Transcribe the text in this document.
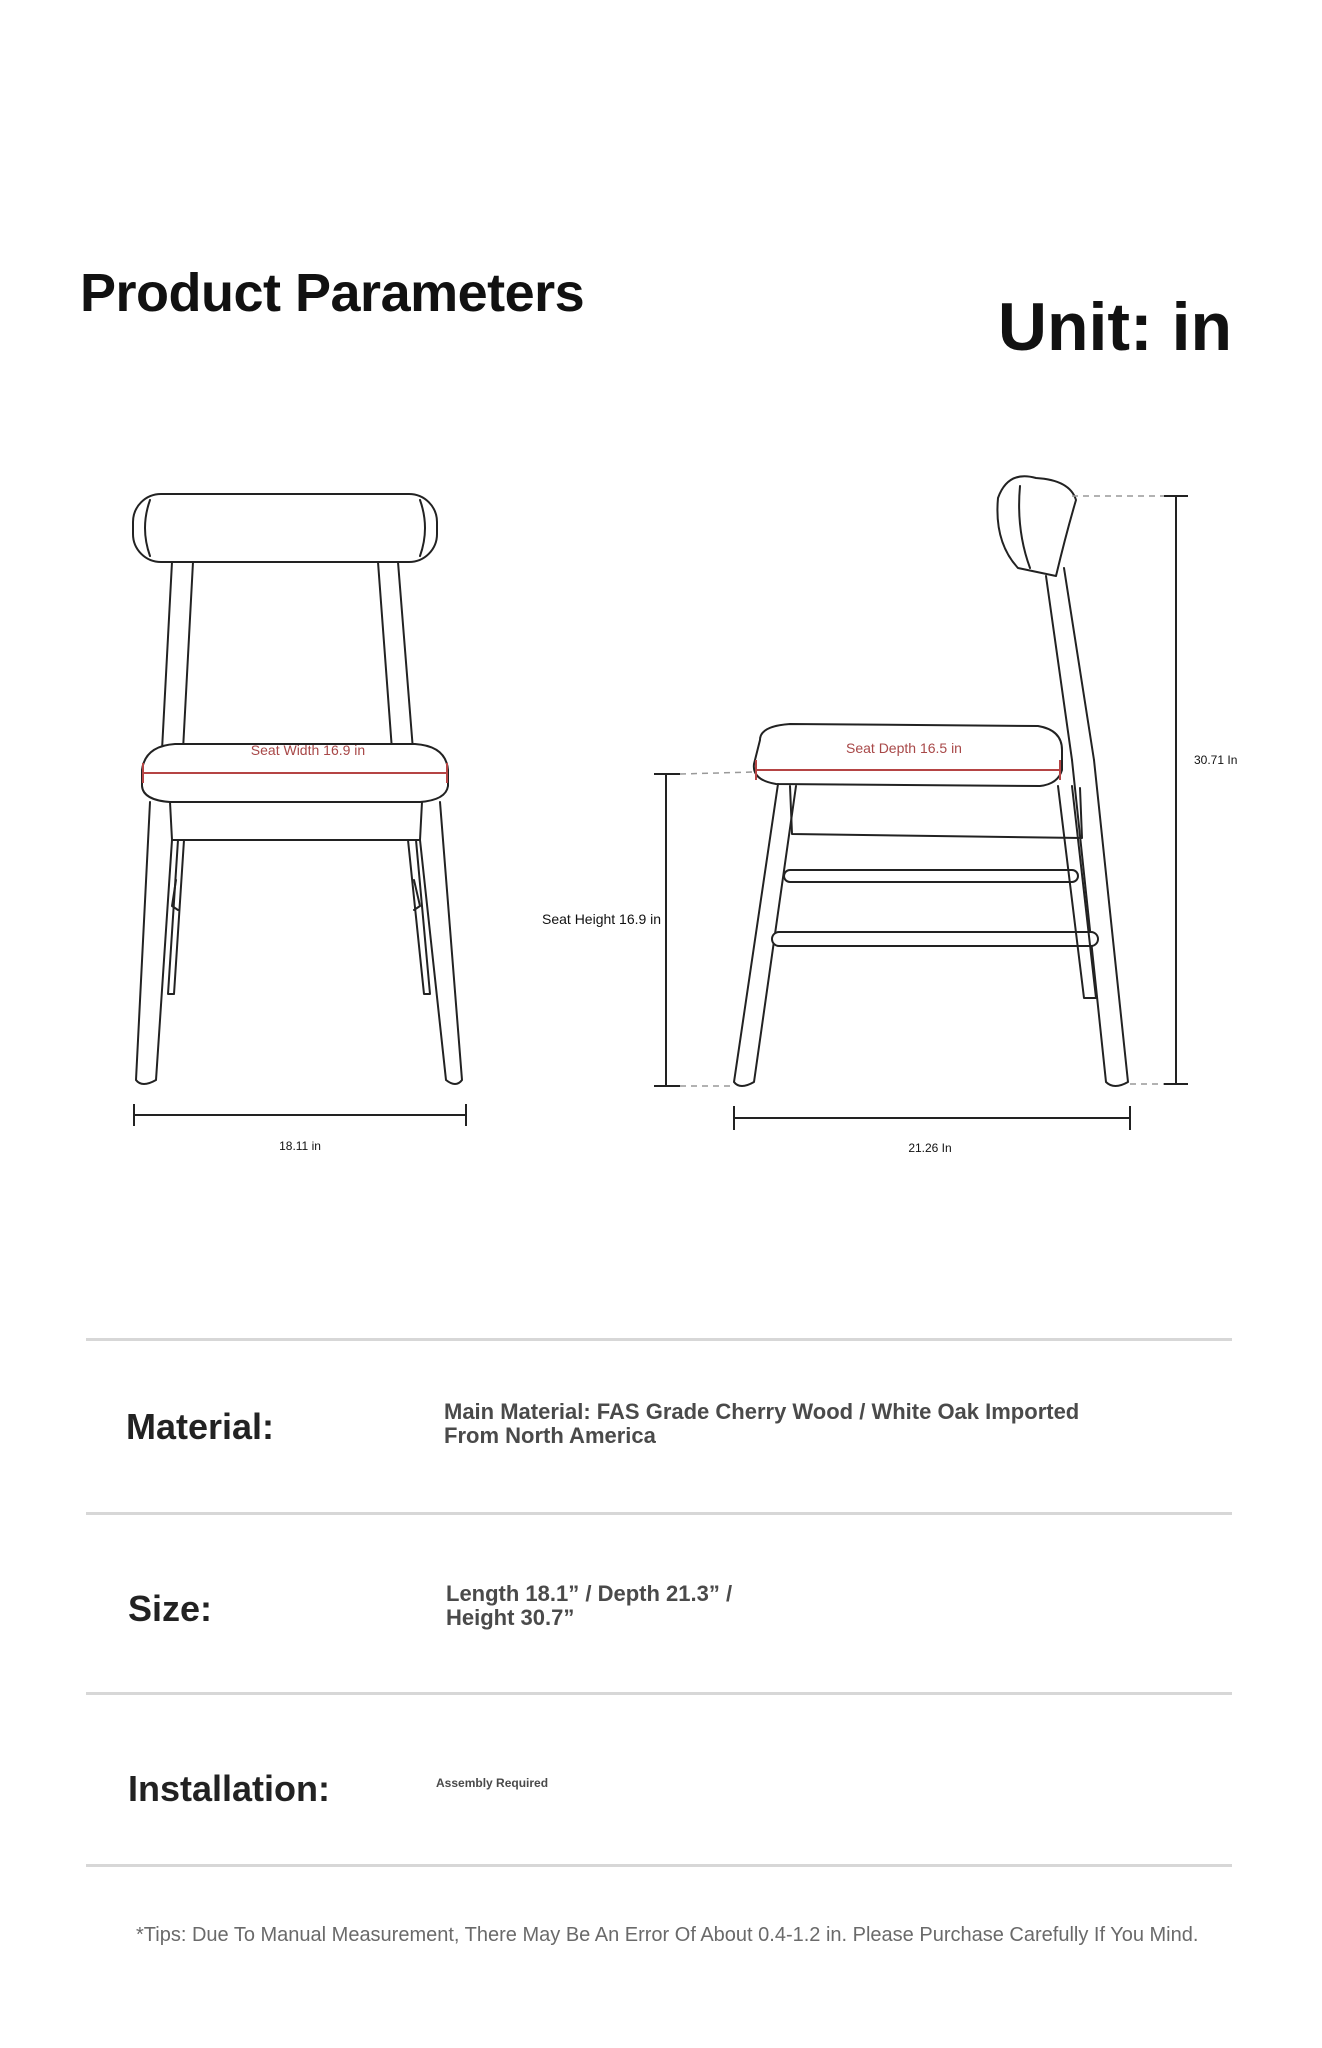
Product Parameters	Unit: in
Seat Width 16.9 in
18.11 in
Seat Depth 16.5 in
Seat Height 16.9 in
30.71 In
21.26 In
Material:	Main Material: FAS Grade Cherry Wood / White Oak Imported From North America
Size:	Length 18.1” / Depth 21.3” / Height 30.7”
Installation:	Assembly Required
*Tips: Due To Manual Measurement, There May Be An Error Of About 0.4-1.2 in. Please Purchase Carefully If You Mind.
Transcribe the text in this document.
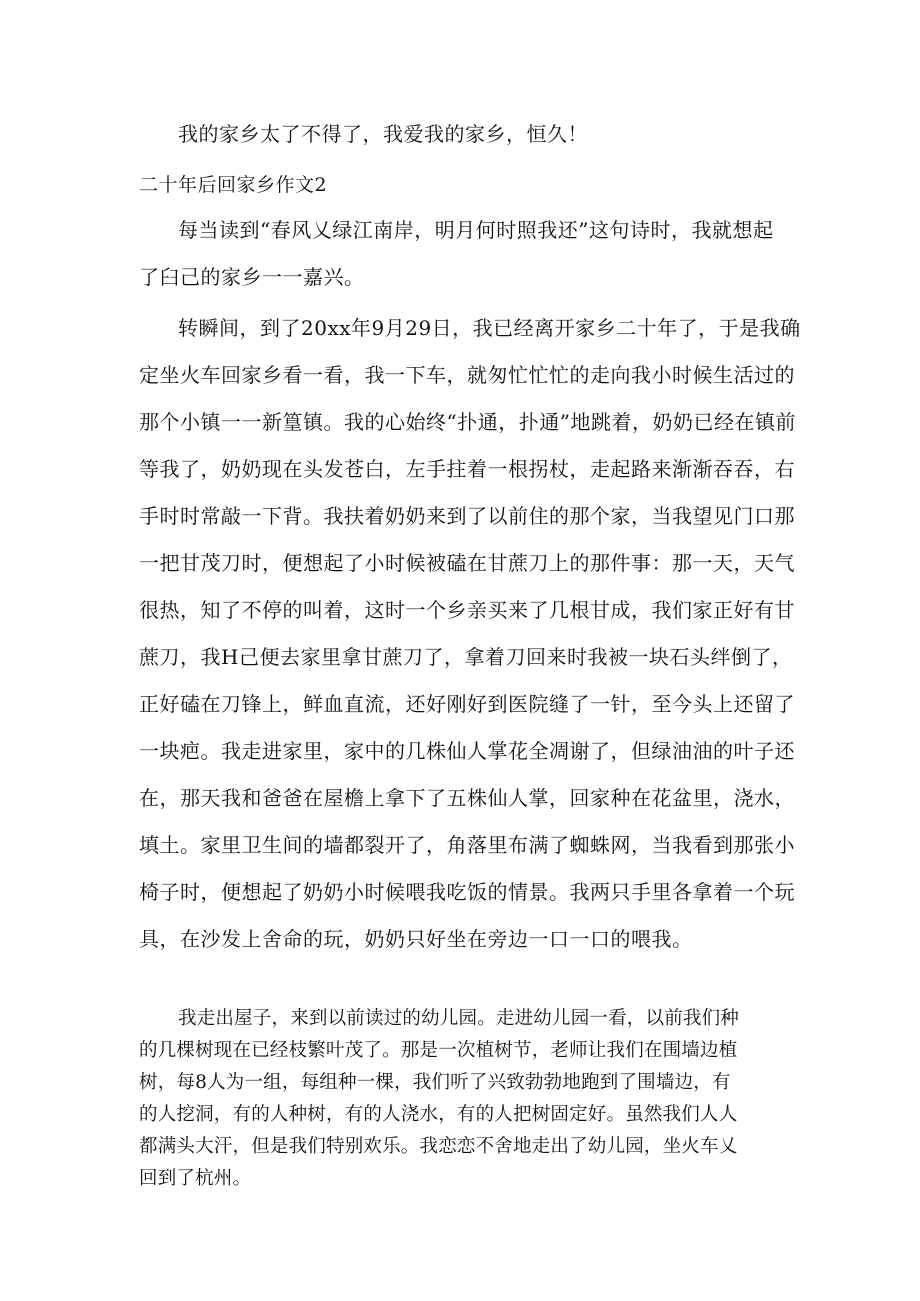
我的家乡太了不得了，我爱我的家乡，恒久！
二十年后回家乡作文2
每当读到“春风乂绿江南岸，明月何时照我还”这句诗时，我就想起
了臼己的家乡一一嘉兴。
转瞬间，到了20xx年9月29日，我已经离开家乡二十年了，于是我确
定坐火车回家乡看一看，我一下车，就匆忙忙忙的走向我小时候生活过的
那个小镇一一新篁镇。我的心始终“扑通，扑通”地跳着，奶奶已经在镇前
等我了，奶奶现在头发苍白，左手拄着一根拐杖，走起路来渐渐吞吞，右
手时时常敲一下背。我扶着奶奶来到了以前住的那个家，当我望见门口那
一把甘茂刀时，便想起了小时候被磕在甘蔗刀上的那件事：那一天，天气
很热，知了不停的叫着，这时一个乡亲买来了几根甘成，我们家正好有甘
蔗刀，我H己便去家里拿甘蔗刀了，拿着刀回来时我被一块石头绊倒了，
正好磕在刀锋上，鲜血直流，还好刚好到医院缝了一针，至今头上还留了
一块疤。我走进家里，家中的几株仙人掌花全凋谢了，但绿油油的叶子还
在，那天我和爸爸在屋檐上拿下了五株仙人掌，回家种在花盆里，浇水，
填土。家里卫生间的墙都裂开了，角落里布满了蜘蛛网，当我看到那张小
椅子时，便想起了奶奶小时候喂我吃饭的情景。我两只手里各拿着一个玩
具，在沙发上舍命的玩，奶奶只好坐在旁边一口一口的喂我。
我走出屋子，来到以前读过的幼儿园。走进幼儿园一看，以前我们种
的几棵树现在已经枝繁叶茂了。那是一次植树节，老师让我们在围墙边植
树，每8人为一组，每组种一棵，我们听了兴致勃勃地跑到了围墙边，有
的人挖洞，有的人种树，有的人浇水，有的人把树固定好。虽然我们人人
都满头大汗，但是我们特别欢乐。我恋恋不舍地走出了幼儿园，坐火车乂
回到了杭州。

━━━━━━━━━━━━━━━━━━━━━━━━━━━━━━

*EXERCISE PROMPT*:
An exact transcription of all the entries is required, without the pictures.

*WRITTEN ANSWER*:
Transcribe the text in this document.
Product Parameters	Unit: in
Seat Width 16.9 in
18.11 in
Seat Depth 16.5 in
Seat Height 16.9 in
30.71 In
21.26 In
Material:	Main Material: FAS Grade Cherry Wood / White Oak Imported From North America
Size:	Length 18.1” / Depth 21.3” / Height 30.7”
Installation:	Assembly Required
*Tips: Due To Manual Measurement, There May Be An Error Of About 0.4-1.2 in. Please Purchase Carefully If You Mind.
Transcribe the text in this document.
我的家乡太了不得了，我爱我的家乡，恒久！
二十年后回家乡作文2
每当读到“春风乂绿江南岸，明月何时照我还”这句诗时，我就想起
了臼己的家乡一一嘉兴。
转瞬间，到了20xx年9月29日，我已经离开家乡二十年了，于是我确
定坐火车回家乡看一看，我一下车，就匆忙忙忙的走向我小时候生活过的
那个小镇一一新篁镇。我的心始终“扑通，扑通”地跳着，奶奶已经在镇前
等我了，奶奶现在头发苍白，左手拄着一根拐杖，走起路来渐渐吞吞，右
手时时常敲一下背。我扶着奶奶来到了以前住的那个家，当我望见门口那
一把甘茂刀时，便想起了小时候被磕在甘蔗刀上的那件事：那一天，天气
很热，知了不停的叫着，这时一个乡亲买来了几根甘成，我们家正好有甘
蔗刀，我H己便去家里拿甘蔗刀了，拿着刀回来时我被一块石头绊倒了，
正好磕在刀锋上，鲜血直流，还好刚好到医院缝了一针，至今头上还留了
一块疤。我走进家里，家中的几株仙人掌花全凋谢了，但绿油油的叶子还
在，那天我和爸爸在屋檐上拿下了五株仙人掌，回家种在花盆里，浇水，
填土。家里卫生间的墙都裂开了，角落里布满了蜘蛛网，当我看到那张小
椅子时，便想起了奶奶小时候喂我吃饭的情景。我两只手里各拿着一个玩
具，在沙发上舍命的玩，奶奶只好坐在旁边一口一口的喂我。
我走出屋子，来到以前读过的幼儿园。走进幼儿园一看，以前我们种
的几棵树现在已经枝繁叶茂了。那是一次植树节，老师让我们在围墙边植
树，每8人为一组，每组种一棵，我们听了兴致勃勃地跑到了围墙边，有
的人挖洞，有的人种树，有的人浇水，有的人把树固定好。虽然我们人人
都满头大汗，但是我们特别欢乐。我恋恋不舍地走出了幼儿园，坐火车乂
回到了杭州。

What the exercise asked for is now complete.